__RECORDS SUPPLIED__.
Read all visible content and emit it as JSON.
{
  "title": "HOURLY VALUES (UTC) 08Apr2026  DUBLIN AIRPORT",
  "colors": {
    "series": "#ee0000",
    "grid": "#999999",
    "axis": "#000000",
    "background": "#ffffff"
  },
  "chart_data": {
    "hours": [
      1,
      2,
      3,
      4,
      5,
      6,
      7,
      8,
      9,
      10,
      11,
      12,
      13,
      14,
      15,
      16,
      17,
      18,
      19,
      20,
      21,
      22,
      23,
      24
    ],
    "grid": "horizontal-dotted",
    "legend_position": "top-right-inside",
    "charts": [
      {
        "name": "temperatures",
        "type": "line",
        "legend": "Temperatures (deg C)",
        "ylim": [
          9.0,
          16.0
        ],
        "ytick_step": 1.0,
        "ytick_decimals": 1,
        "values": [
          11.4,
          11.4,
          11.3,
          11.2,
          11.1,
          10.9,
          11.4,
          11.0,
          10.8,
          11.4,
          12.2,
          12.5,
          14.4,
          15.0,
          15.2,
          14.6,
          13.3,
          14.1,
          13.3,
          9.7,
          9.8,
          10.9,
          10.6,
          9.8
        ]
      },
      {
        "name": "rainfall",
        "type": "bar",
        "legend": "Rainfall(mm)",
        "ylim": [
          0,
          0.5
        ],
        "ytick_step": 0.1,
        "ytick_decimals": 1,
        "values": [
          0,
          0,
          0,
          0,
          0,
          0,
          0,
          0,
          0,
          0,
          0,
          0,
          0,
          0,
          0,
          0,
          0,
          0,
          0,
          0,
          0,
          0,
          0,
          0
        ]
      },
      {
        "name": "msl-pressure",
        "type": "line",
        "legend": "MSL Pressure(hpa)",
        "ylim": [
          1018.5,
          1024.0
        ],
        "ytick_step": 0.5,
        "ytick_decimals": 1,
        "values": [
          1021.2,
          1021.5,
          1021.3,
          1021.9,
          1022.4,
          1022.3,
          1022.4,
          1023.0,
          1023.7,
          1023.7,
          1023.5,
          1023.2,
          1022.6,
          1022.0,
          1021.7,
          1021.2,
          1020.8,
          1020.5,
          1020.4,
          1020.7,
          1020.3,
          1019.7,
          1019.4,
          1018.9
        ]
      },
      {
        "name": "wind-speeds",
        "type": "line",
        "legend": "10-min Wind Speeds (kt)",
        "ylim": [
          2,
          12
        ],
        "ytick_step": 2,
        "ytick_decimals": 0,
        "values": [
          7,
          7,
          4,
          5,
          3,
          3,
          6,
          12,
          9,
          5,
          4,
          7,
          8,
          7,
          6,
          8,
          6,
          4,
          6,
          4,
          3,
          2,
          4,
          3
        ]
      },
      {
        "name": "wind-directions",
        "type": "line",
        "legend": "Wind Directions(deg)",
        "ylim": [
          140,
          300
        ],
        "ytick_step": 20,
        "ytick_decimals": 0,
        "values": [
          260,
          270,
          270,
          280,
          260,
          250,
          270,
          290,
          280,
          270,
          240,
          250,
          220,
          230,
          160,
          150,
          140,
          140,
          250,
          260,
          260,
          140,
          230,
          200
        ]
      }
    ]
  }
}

__SHORT EXERCISE__.
Write out the entries above word for word.

__RESPONSE TO THE EXERCISE__.
Read all visible content and emit it as JSON.
{
  "title": "HOURLY VALUES (UTC) 08Apr2026  DUBLIN AIRPORT",
  "colors": {
    "series": "#ee0000",
    "grid": "#999999",
    "axis": "#000000",
    "background": "#ffffff"
  },
  "chart_data": {
    "hours": [
      1,
      2,
      3,
      4,
      5,
      6,
      7,
      8,
      9,
      10,
      11,
      12,
      13,
      14,
      15,
      16,
      17,
      18,
      19,
      20,
      21,
      22,
      23,
      24
    ],
    "grid": "horizontal-dotted",
    "legend_position": "top-right-inside",
    "charts": [
      {
        "name": "temperatures",
        "type": "line",
        "legend": "Temperatures (deg C)",
        "ylim": [
          9.0,
          16.0
        ],
        "ytick_step": 1.0,
        "ytick_decimals": 1,
        "values": [
          11.4,
          11.4,
          11.3,
          11.2,
          11.1,
          10.9,
          11.4,
          11.0,
          10.8,
          11.4,
          12.2,
          12.5,
          14.4,
          15.0,
          15.2,
          14.6,
          13.3,
          14.1,
          13.3,
          9.7,
          9.8,
          10.9,
          10.6,
          9.8
        ]
      },
      {
        "name": "rainfall",
        "type": "bar",
        "legend": "Rainfall(mm)",
        "ylim": [
          0,
          0.5
        ],
        "ytick_step": 0.1,
        "ytick_decimals": 1,
        "values": [
          0,
          0,
          0,
          0,
          0,
          0,
          0,
          0,
          0,
          0,
          0,
          0,
          0,
          0,
          0,
          0,
          0,
          0,
          0,
          0,
          0,
          0,
          0,
          0
        ]
      },
      {
        "name": "msl-pressure",
        "type": "line",
        "legend": "MSL Pressure(hpa)",
        "ylim": [
          1018.5,
          1024.0
        ],
        "ytick_step": 0.5,
        "ytick_decimals": 1,
        "values": [
          1021.2,
          1021.5,
          1021.3,
          1021.9,
          1022.4,
          1022.3,
          1022.4,
          1023.0,
          1023.7,
          1023.7,
          1023.5,
          1023.2,
          1022.6,
          1022.0,
          1021.7,
          1021.2,
          1020.8,
          1020.5,
          1020.4,
          1020.7,
          1020.3,
          1019.7,
          1019.4,
          1018.9
        ]
      },
      {
        "name": "wind-speeds",
        "type": "line",
        "legend": "10-min Wind Speeds (kt)",
        "ylim": [
          2,
          12
        ],
        "ytick_step": 2,
        "ytick_decimals": 0,
        "values": [
          7,
          7,
          4,
          5,
          3,
          3,
          6,
          12,
          9,
          5,
          4,
          7,
          8,
          7,
          6,
          8,
          6,
          4,
          6,
          4,
          3,
          2,
          4,
          3
        ]
      },
      {
        "name": "wind-directions",
        "type": "line",
        "legend": "Wind Directions(deg)",
        "ylim": [
          140,
          300
        ],
        "ytick_step": 20,
        "ytick_decimals": 0,
        "values": [
          260,
          270,
          270,
          280,
          260,
          250,
          270,
          290,
          280,
          270,
          240,
          250,
          220,
          230,
          160,
          150,
          140,
          140,
          250,
          260,
          260,
          140,
          230,
          200
        ]
      }
    ]
  }
}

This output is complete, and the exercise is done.